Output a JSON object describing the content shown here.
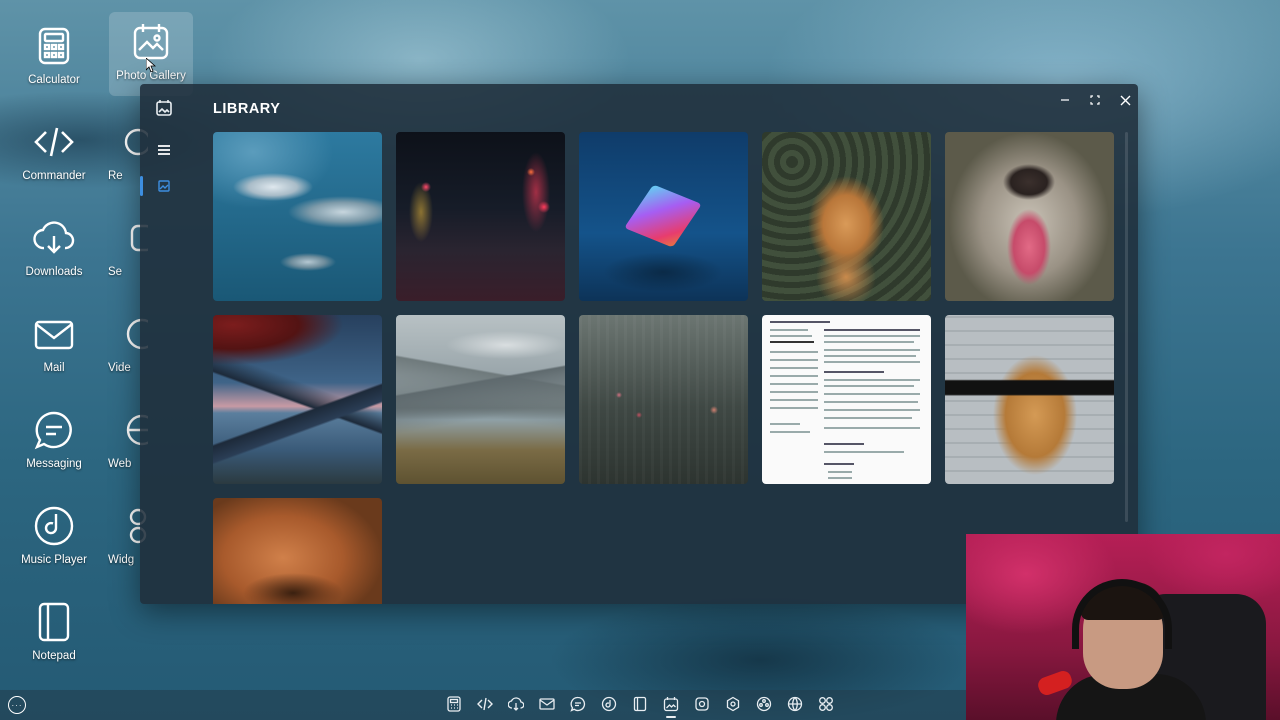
{
  "desktop": {
    "icons": [
      {
        "label": "Calculator",
        "icon": "calculator-icon"
      },
      {
        "label": "Photo Gallery",
        "icon": "photo-gallery-icon"
      },
      {
        "label": "Commander",
        "icon": "code-icon"
      },
      {
        "label": "Re",
        "icon": "recorder-icon"
      },
      {
        "label": "Downloads",
        "icon": "download-cloud-icon"
      },
      {
        "label": "Se",
        "icon": "settings-icon"
      },
      {
        "label": "Mail",
        "icon": "mail-icon"
      },
      {
        "label": "Vide",
        "icon": "video-icon"
      },
      {
        "label": "Messaging",
        "icon": "chat-icon"
      },
      {
        "label": "Web",
        "icon": "web-icon"
      },
      {
        "label": "Music Player",
        "icon": "music-icon"
      },
      {
        "label": "Widg",
        "icon": "widgets-icon"
      },
      {
        "label": "Notepad",
        "icon": "notepad-icon"
      }
    ]
  },
  "window": {
    "title": "LIBRARY",
    "controls": [
      "minimize-icon",
      "maximize-icon",
      "close-icon"
    ],
    "sidebar": [
      "photo-gallery-icon",
      "hamburger-menu-icon",
      "image-library-icon"
    ],
    "photos": [
      {
        "subject": "dolphins"
      },
      {
        "subject": "neon-street"
      },
      {
        "subject": "glowing-cube"
      },
      {
        "subject": "golden-retriever"
      },
      {
        "subject": "husky-tongue"
      },
      {
        "subject": "mount-fuji"
      },
      {
        "subject": "mountain-lake"
      },
      {
        "subject": "rainy-window"
      },
      {
        "subject": "resume-document"
      },
      {
        "subject": "dog-sunglasses"
      },
      {
        "subject": "shiba-closeup"
      }
    ]
  },
  "taskbar": {
    "icons": [
      "calculator-icon",
      "code-icon",
      "download-cloud-icon",
      "mail-icon",
      "chat-icon",
      "music-icon",
      "notepad-icon",
      "photo-gallery-icon",
      "recorder-icon",
      "settings-icon",
      "video-icon",
      "web-icon",
      "widgets-icon"
    ],
    "active": "photo-gallery-icon"
  },
  "colors": {
    "accent": "#3d8ee0",
    "icon": "#e9eef2",
    "window_bg": "#1f2e3a"
  }
}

#####

Extract lines where the string "subject" occurs.

        "subject": "dolphins"
        "subject": "neon-street"
        "subject": "glowing-cube"
        "subject": "golden-retriever"
        "subject": "husky-tongue"
        "subject": "mount-fuji"
        "subject": "mountain-lake"
        "subject": "rainy-window"
        "subject": "resume-document"
        "subject": "dog-sunglasses"
        "subject": "shiba-closeup"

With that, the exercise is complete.